● TASK INSTRUCTIONS
Please say how many lines of the listing hold "encouraging", with no other words in the answer.

═════ GIVEN DATA

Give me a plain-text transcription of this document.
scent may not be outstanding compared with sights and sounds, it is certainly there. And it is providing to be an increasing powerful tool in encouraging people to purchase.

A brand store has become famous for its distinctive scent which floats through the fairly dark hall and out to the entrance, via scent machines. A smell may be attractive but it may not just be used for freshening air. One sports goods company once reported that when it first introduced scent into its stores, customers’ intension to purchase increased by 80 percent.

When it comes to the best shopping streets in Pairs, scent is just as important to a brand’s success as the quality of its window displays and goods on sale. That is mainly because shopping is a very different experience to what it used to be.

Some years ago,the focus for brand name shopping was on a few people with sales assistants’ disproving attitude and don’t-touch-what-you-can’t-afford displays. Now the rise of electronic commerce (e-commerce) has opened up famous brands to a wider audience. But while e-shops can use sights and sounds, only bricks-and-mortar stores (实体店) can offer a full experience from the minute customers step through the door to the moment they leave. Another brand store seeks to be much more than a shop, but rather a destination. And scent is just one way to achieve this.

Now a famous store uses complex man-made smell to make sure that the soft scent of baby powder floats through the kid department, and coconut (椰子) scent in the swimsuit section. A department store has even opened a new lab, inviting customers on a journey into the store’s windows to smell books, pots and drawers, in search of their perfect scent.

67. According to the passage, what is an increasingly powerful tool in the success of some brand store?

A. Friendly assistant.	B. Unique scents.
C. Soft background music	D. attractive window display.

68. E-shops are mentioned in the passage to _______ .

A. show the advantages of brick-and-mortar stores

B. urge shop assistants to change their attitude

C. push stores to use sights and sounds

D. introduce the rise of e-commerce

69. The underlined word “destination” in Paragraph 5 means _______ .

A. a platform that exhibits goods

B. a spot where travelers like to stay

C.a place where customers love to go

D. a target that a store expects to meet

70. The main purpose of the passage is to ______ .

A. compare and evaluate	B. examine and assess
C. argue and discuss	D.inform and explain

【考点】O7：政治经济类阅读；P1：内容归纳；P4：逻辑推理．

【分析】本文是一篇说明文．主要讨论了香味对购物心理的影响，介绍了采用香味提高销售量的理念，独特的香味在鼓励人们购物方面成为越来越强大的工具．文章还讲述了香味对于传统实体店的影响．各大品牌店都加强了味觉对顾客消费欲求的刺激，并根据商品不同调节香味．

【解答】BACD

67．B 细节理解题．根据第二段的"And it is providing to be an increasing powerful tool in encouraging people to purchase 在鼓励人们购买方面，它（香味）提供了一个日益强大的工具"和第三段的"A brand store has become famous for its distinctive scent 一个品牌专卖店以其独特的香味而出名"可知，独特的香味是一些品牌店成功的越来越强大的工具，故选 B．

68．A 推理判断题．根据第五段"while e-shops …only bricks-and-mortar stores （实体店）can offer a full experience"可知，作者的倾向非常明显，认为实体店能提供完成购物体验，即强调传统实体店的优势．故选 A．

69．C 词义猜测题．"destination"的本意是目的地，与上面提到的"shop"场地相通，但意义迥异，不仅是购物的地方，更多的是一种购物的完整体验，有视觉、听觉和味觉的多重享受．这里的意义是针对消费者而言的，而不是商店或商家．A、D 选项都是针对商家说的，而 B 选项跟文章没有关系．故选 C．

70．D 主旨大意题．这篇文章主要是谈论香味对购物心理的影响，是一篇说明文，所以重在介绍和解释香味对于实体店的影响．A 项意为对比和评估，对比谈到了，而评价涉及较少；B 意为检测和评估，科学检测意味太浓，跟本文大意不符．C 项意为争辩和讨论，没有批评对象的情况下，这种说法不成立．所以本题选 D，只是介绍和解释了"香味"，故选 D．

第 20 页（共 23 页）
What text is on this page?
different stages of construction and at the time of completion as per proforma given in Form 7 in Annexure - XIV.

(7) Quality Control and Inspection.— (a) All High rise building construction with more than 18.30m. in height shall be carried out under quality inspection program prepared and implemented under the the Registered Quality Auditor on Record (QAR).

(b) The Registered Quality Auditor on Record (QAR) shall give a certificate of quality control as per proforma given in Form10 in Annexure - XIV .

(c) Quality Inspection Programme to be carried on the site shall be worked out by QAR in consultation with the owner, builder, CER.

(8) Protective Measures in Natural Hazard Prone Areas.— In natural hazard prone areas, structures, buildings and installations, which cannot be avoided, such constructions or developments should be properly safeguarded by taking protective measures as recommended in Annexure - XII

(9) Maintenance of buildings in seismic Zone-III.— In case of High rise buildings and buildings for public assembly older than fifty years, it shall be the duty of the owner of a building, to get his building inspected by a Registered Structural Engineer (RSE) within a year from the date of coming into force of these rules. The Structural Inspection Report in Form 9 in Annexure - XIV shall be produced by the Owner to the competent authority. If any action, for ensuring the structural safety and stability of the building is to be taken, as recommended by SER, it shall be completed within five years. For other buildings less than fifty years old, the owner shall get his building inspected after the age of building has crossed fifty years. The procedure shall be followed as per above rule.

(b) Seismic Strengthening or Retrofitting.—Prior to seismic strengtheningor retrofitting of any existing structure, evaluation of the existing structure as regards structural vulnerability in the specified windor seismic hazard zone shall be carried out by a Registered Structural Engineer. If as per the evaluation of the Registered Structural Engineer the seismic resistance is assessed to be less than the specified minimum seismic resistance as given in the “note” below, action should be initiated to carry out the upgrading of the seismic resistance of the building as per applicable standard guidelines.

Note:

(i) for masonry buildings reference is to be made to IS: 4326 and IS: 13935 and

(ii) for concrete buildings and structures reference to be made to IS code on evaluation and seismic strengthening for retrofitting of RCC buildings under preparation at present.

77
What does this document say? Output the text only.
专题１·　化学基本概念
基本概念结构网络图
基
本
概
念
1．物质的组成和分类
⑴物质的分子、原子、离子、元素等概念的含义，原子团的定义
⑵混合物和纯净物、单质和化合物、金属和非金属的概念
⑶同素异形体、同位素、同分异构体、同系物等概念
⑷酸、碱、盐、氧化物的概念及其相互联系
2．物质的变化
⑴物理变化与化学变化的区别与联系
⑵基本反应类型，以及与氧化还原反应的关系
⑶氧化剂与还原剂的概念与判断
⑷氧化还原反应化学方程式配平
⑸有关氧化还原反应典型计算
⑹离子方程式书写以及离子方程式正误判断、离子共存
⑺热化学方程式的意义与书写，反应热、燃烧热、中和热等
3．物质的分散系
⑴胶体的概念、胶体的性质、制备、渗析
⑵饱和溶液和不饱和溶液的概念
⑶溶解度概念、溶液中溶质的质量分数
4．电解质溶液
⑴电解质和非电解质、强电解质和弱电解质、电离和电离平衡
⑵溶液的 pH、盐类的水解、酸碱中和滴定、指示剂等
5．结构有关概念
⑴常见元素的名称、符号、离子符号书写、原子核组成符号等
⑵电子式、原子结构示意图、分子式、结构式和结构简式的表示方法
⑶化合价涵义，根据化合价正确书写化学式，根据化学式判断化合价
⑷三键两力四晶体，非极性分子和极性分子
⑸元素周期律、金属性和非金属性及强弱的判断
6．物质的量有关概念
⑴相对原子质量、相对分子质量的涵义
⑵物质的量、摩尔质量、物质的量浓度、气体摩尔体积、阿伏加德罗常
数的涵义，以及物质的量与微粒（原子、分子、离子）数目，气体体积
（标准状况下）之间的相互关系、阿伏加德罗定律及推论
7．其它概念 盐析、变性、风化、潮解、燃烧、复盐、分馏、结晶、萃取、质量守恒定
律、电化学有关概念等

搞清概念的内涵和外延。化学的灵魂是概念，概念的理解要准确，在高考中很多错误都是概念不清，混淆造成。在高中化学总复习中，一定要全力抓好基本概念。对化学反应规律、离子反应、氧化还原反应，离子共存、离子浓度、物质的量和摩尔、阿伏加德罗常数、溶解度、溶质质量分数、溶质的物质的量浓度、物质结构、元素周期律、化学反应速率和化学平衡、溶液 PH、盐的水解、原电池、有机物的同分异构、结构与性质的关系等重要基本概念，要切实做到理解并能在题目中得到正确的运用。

══════════

● OUTPUT OF THE TASK
2